The data:
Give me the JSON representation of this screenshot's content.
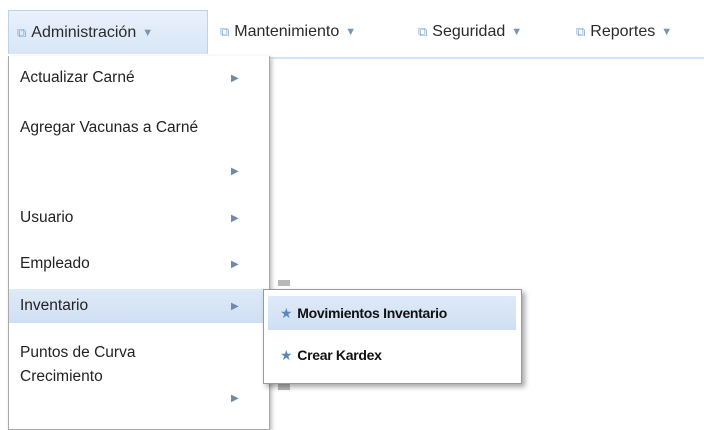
{
  "menubar": {
    "items": [
      {
        "label": "Administración",
        "icon": "window-icon"
      },
      {
        "label": "Mantenimiento",
        "icon": "window-icon"
      },
      {
        "label": "Seguridad",
        "icon": "window-icon"
      },
      {
        "label": "Reportes",
        "icon": "window-icon"
      }
    ]
  },
  "dropdown": {
    "items": [
      {
        "label": "Actualizar Carné"
      },
      {
        "label": "Agregar Vacunas a Carné"
      },
      {
        "label": "Usuario"
      },
      {
        "label": "Empleado"
      },
      {
        "label": "Inventario"
      },
      {
        "label": "Puntos de Curva Crecimiento"
      }
    ]
  },
  "submenu": {
    "items": [
      {
        "label": "Movimientos Inventario"
      },
      {
        "label": "Crear Kardex"
      }
    ]
  },
  "colors": {
    "accent": "#cfdff3",
    "icon": "#7ea7d3",
    "star": "#5a87c0"
  }
}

The task:
Write out all the entries exactly, except for the pictures.

Result for this task:
Give me the JSON representation of this screenshot's content.
{
  "menubar": {
    "items": [
      {
        "label": "Administración",
        "icon": "window-icon"
      },
      {
        "label": "Mantenimiento",
        "icon": "window-icon"
      },
      {
        "label": "Seguridad",
        "icon": "window-icon"
      },
      {
        "label": "Reportes",
        "icon": "window-icon"
      }
    ]
  },
  "dropdown": {
    "items": [
      {
        "label": "Actualizar Carné"
      },
      {
        "label": "Agregar Vacunas a Carné"
      },
      {
        "label": "Usuario"
      },
      {
        "label": "Empleado"
      },
      {
        "label": "Inventario"
      },
      {
        "label": "Puntos de Curva Crecimiento"
      }
    ]
  },
  "submenu": {
    "items": [
      {
        "label": "Movimientos Inventario"
      },
      {
        "label": "Crear Kardex"
      }
    ]
  },
  "colors": {
    "accent": "#cfdff3",
    "icon": "#7ea7d3",
    "star": "#5a87c0"
  }
}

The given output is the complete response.